▶ **Task goal**:
Every line containing the word "Studio" needs to be found and copied.

>> start Supplied data

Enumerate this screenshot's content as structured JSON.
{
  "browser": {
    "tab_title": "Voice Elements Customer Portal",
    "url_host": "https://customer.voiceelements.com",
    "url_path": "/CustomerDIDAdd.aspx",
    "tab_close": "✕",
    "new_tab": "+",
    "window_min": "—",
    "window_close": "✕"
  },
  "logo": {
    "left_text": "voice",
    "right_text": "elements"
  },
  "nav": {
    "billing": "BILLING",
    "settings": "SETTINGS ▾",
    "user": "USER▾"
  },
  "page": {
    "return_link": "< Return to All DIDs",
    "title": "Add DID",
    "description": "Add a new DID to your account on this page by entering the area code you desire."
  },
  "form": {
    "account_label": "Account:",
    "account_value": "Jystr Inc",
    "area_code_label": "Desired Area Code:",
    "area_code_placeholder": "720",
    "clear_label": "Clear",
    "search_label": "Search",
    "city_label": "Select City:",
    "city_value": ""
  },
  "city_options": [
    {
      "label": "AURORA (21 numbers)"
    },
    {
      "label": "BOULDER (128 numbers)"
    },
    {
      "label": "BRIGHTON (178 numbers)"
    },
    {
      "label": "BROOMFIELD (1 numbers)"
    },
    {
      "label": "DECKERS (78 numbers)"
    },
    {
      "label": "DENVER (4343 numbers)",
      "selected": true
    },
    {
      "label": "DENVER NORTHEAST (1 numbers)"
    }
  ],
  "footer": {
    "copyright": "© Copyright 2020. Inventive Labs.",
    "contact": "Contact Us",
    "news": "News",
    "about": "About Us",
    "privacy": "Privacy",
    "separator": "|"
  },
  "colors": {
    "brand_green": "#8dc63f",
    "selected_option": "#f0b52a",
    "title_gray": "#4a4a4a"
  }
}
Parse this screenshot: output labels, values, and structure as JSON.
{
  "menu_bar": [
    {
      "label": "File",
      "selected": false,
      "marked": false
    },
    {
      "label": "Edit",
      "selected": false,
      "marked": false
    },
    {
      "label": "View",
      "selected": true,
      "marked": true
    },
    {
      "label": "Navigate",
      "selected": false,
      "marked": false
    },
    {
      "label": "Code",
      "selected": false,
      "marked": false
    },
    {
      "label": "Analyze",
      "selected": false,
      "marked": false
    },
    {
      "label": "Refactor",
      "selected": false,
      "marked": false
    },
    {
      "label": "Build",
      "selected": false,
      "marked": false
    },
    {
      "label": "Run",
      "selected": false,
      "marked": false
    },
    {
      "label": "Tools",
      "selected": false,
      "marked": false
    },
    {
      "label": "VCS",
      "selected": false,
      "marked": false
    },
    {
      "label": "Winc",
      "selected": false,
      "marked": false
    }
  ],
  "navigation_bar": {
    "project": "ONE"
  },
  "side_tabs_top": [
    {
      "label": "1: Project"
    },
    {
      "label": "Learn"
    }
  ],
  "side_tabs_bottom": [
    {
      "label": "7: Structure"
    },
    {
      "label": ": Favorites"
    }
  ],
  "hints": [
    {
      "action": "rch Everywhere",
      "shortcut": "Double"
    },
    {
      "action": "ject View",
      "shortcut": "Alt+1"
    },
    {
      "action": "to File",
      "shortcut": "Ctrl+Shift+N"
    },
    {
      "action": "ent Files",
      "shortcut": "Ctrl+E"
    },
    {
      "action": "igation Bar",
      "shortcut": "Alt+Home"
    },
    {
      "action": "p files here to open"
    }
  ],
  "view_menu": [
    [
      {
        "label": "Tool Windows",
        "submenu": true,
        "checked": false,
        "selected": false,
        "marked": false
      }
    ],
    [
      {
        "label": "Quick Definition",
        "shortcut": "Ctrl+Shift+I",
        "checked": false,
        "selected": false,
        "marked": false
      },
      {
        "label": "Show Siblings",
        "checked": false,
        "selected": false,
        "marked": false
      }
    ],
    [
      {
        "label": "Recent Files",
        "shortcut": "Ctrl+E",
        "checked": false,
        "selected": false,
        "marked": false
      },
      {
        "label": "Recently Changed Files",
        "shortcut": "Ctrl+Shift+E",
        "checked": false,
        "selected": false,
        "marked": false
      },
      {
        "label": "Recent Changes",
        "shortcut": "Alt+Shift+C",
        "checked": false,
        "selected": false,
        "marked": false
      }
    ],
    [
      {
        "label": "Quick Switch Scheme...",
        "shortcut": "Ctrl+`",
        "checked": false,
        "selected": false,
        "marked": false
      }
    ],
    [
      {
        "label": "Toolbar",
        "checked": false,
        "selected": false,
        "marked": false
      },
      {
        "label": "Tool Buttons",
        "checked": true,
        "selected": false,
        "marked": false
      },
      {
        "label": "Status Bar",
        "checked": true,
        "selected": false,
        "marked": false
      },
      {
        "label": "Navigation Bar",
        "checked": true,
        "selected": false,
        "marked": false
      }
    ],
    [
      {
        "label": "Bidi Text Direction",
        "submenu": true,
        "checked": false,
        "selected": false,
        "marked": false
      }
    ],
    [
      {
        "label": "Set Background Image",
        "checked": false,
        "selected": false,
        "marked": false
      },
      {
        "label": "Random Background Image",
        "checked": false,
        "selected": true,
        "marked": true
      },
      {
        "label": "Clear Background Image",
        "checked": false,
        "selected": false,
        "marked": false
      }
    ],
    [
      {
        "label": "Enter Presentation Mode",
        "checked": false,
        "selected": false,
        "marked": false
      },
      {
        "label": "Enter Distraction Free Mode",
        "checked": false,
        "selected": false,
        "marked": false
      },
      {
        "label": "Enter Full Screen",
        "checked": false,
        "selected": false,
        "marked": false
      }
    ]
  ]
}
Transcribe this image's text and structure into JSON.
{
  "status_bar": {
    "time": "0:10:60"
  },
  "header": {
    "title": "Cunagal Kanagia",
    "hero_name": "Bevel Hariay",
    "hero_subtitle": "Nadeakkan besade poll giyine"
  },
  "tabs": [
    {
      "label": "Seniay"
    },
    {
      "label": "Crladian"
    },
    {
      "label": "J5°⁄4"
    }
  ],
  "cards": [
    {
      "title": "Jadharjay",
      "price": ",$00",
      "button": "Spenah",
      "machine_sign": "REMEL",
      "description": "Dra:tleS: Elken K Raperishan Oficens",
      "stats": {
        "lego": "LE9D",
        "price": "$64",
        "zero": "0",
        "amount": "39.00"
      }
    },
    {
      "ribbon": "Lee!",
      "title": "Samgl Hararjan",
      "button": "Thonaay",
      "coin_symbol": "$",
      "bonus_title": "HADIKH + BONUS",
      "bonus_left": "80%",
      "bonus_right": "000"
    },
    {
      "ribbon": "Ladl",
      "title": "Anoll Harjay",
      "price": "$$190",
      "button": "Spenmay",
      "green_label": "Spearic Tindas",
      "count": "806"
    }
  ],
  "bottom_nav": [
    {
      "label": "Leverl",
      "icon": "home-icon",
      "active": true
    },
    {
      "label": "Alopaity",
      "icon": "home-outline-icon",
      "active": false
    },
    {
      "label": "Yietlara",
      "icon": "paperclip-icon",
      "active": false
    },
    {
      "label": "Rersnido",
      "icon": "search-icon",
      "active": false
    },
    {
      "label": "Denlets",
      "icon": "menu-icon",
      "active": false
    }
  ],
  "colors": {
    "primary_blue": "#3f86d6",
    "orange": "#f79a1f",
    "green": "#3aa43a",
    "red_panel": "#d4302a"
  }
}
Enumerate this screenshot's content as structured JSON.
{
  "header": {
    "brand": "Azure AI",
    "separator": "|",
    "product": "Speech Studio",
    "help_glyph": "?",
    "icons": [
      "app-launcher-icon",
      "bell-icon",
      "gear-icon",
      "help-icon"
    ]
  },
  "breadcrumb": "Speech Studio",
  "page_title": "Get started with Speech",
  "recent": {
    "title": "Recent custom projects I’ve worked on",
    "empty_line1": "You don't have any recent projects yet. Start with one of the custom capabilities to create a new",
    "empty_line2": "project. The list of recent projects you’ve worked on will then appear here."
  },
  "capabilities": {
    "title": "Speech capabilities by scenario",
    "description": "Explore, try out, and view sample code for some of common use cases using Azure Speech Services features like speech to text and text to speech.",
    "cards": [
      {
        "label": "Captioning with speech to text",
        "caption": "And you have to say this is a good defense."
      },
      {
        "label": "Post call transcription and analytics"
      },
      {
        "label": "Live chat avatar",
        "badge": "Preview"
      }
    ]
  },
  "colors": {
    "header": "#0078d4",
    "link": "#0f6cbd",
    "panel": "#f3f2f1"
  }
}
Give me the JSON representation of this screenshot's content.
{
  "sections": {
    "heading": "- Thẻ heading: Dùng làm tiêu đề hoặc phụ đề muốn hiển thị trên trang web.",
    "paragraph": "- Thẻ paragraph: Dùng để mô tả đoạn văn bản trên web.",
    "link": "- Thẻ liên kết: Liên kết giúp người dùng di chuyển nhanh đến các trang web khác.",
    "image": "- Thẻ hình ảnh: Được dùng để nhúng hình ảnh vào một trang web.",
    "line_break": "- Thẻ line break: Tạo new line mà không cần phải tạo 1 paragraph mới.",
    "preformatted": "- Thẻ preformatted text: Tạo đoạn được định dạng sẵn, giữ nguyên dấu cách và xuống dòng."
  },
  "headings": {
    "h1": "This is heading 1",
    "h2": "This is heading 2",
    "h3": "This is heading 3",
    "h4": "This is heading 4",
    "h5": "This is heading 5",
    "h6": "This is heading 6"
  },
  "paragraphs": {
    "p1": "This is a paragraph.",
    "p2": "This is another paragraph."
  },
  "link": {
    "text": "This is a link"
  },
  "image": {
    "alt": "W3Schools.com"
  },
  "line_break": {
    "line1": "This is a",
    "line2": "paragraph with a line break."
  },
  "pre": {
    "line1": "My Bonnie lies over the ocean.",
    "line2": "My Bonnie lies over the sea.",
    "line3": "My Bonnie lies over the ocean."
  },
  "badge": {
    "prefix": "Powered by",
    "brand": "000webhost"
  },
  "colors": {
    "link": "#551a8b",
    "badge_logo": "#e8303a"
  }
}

>> end Supplied data

▶ **Response for this exercise**:
    "product": "Speech Studio",
  "breadcrumb": "Speech Studio",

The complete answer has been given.